■ TASK MATERIAL ■
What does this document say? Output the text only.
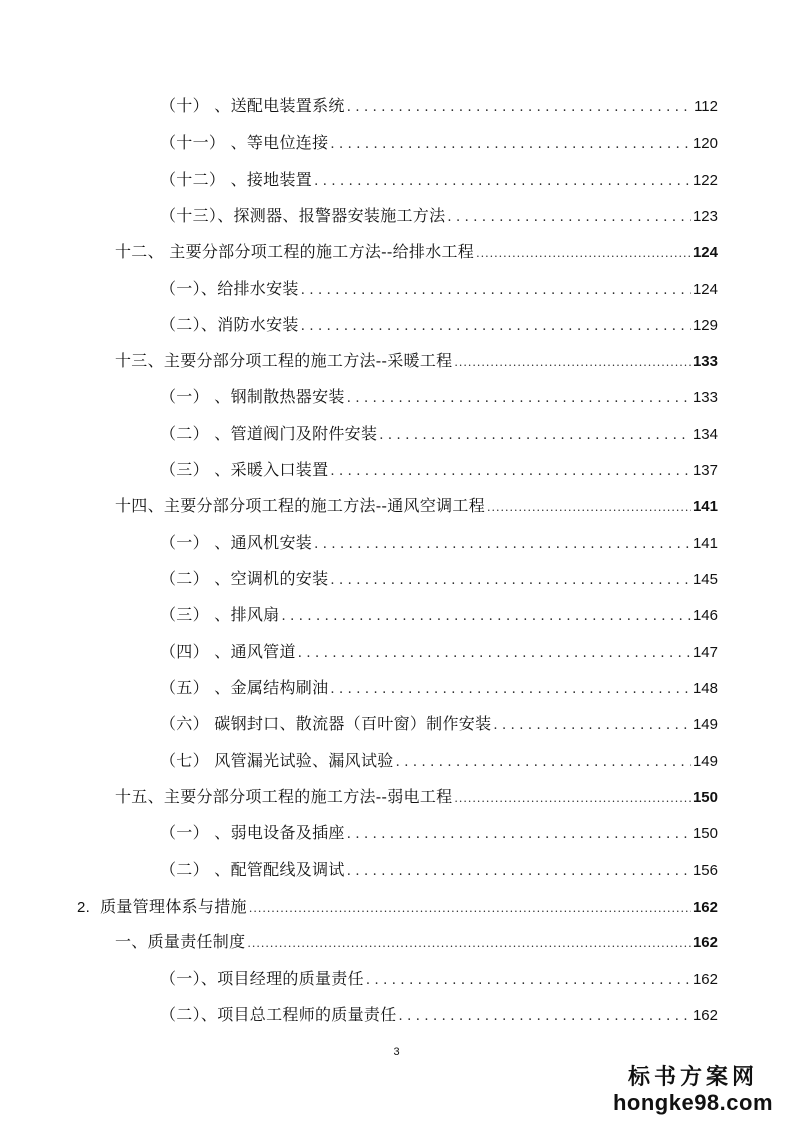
（十） 、送配电装置系统 .....	112
（十一） 、等电位连接 .....	120
（十二） 、接地装置 .....	122
（十三）、探测器、报警器安装施工方法 .....	123
十二、 主要分部分项工程的施工方法--给排水工程 .....	124
（一）、给排水安装 .....	124
（二）、消防水安装 .....	129
十三、主要分部分项工程的施工方法--采暖工程 .....	133
（一） 、钢制散热器安装 .....	133
（二） 、管道阀门及附件安装 .....	134
（三） 、采暖入口装置 .....	137
十四、主要分部分项工程的施工方法--通风空调工程 .....	141
（一） 、通风机安装 .....	141
（二） 、空调机的安装 .....	145
（三） 、排风扇 .....	146
（四） 、通风管道 .....	147
（五） 、金属结构刷油 .....	148
（六） 碳钢封口、散流器（百叶窗）制作安装 .....	149
（七） 风管漏光试验、漏风试验 .....	149
十五、主要分部分项工程的施工方法--弱电工程 .....	150
（一） 、弱电设备及插座 .....	150
（二） 、配管配线及调试 .....	156
2. 质量管理体系与措施 .....	162
一、质量责任制度 .....	162
（一）、项目经理的质量责任 .....	162
（二）、项目总工程师的质量责任 .....	162
3
标书方案网
hongke98.com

■ THE TASK ■
Using the material above, return every line exactly as it appears, minus the pictures.

■ SOLUTION FOR THIS EXERCISE ■
What does this document say? Output the text only.
（十） 、送配电装置系统 .....	112
（十一） 、等电位连接 .....	120
（十二） 、接地装置 .....	122
（十三）、探测器、报警器安装施工方法 .....	123
十二、 主要分部分项工程的施工方法--给排水工程 .....	124
（一）、给排水安装 .....	124
（二）、消防水安装 .....	129
十三、主要分部分项工程的施工方法--采暖工程 .....	133
（一） 、钢制散热器安装 .....	133
（二） 、管道阀门及附件安装 .....	134
（三） 、采暖入口装置 .....	137
十四、主要分部分项工程的施工方法--通风空调工程 .....	141
（一） 、通风机安装 .....	141
（二） 、空调机的安装 .....	145
（三） 、排风扇 .....	146
（四） 、通风管道 .....	147
（五） 、金属结构刷油 .....	148
（六） 碳钢封口、散流器（百叶窗）制作安装 .....	149
（七） 风管漏光试验、漏风试验 .....	149
十五、主要分部分项工程的施工方法--弱电工程 .....	150
（一） 、弱电设备及插座 .....	150
（二） 、配管配线及调试 .....	156
2. 质量管理体系与措施 .....	162
一、质量责任制度 .....	162
（一）、项目经理的质量责任 .....	162
（二）、项目总工程师的质量责任 .....	162
3
标书方案网
hongke98.com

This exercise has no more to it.